■ **Given request**
Extract each line of the records below that contains the word "единичная".

■ **Recorded data**
>>>

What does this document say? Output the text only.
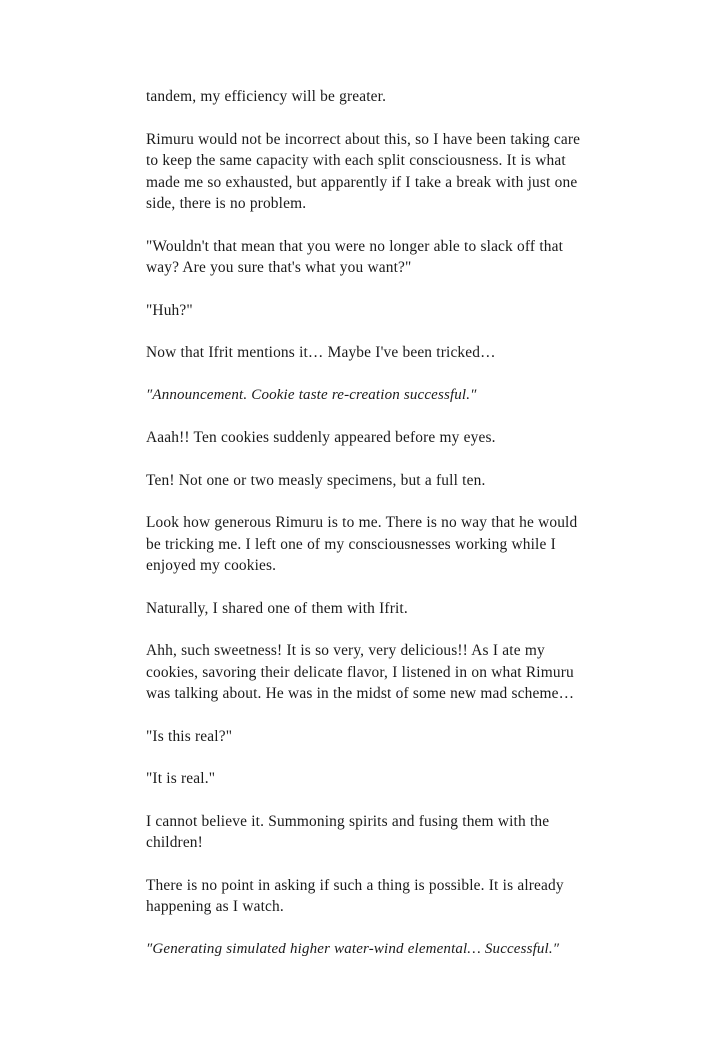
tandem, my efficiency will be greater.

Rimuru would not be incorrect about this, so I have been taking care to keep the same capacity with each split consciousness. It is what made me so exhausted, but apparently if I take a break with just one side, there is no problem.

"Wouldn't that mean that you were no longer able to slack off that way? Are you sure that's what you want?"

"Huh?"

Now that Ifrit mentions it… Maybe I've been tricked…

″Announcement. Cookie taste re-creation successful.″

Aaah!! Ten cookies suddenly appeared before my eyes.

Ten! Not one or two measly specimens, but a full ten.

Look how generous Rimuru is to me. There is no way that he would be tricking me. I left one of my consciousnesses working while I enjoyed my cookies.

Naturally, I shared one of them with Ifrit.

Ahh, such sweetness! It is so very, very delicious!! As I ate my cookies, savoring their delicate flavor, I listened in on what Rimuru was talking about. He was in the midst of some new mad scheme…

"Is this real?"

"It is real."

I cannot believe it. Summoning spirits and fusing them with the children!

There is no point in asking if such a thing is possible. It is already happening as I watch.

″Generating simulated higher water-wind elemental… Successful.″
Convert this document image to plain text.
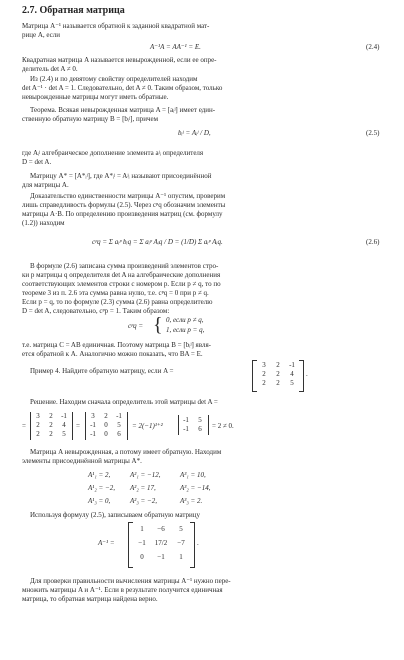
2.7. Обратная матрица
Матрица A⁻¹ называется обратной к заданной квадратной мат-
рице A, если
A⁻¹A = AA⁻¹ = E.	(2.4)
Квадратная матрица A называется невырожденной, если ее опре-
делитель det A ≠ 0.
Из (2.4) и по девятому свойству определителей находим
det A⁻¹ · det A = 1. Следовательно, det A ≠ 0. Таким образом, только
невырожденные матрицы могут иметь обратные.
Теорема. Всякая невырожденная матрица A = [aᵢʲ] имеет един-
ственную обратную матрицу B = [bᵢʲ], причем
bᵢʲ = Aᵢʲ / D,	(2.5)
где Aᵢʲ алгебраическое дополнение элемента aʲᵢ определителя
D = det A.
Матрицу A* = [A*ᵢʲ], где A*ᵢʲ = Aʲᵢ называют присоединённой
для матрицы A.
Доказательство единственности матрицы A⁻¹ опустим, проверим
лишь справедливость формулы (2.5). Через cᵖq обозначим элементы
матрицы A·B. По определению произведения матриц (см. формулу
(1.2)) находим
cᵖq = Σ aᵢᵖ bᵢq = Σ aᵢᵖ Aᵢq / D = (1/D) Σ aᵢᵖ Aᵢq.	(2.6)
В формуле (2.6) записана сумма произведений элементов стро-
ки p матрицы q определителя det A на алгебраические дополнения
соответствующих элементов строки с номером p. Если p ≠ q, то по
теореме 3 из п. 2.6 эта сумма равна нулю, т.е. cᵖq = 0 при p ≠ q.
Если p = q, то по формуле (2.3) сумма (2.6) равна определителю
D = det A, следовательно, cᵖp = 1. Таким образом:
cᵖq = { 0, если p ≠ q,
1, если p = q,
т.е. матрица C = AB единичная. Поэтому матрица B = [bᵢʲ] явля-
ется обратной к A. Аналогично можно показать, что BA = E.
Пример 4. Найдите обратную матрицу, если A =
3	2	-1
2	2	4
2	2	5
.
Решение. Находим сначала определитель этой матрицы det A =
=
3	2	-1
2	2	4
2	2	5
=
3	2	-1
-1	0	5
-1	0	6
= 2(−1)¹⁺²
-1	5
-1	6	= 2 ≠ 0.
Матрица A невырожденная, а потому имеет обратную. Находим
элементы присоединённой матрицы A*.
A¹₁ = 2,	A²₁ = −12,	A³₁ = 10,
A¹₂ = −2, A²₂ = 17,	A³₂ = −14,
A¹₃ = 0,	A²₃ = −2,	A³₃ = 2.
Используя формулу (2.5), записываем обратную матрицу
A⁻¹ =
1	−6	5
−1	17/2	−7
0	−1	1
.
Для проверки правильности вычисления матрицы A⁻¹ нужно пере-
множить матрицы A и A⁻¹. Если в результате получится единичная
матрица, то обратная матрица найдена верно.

<<<

■ **Exercise response**
т.е. матрица C = AB единичная. Поэтому матрица B = [bᵢʲ] явля-
множить матрицы A и A⁻¹. Если в результате получится единичная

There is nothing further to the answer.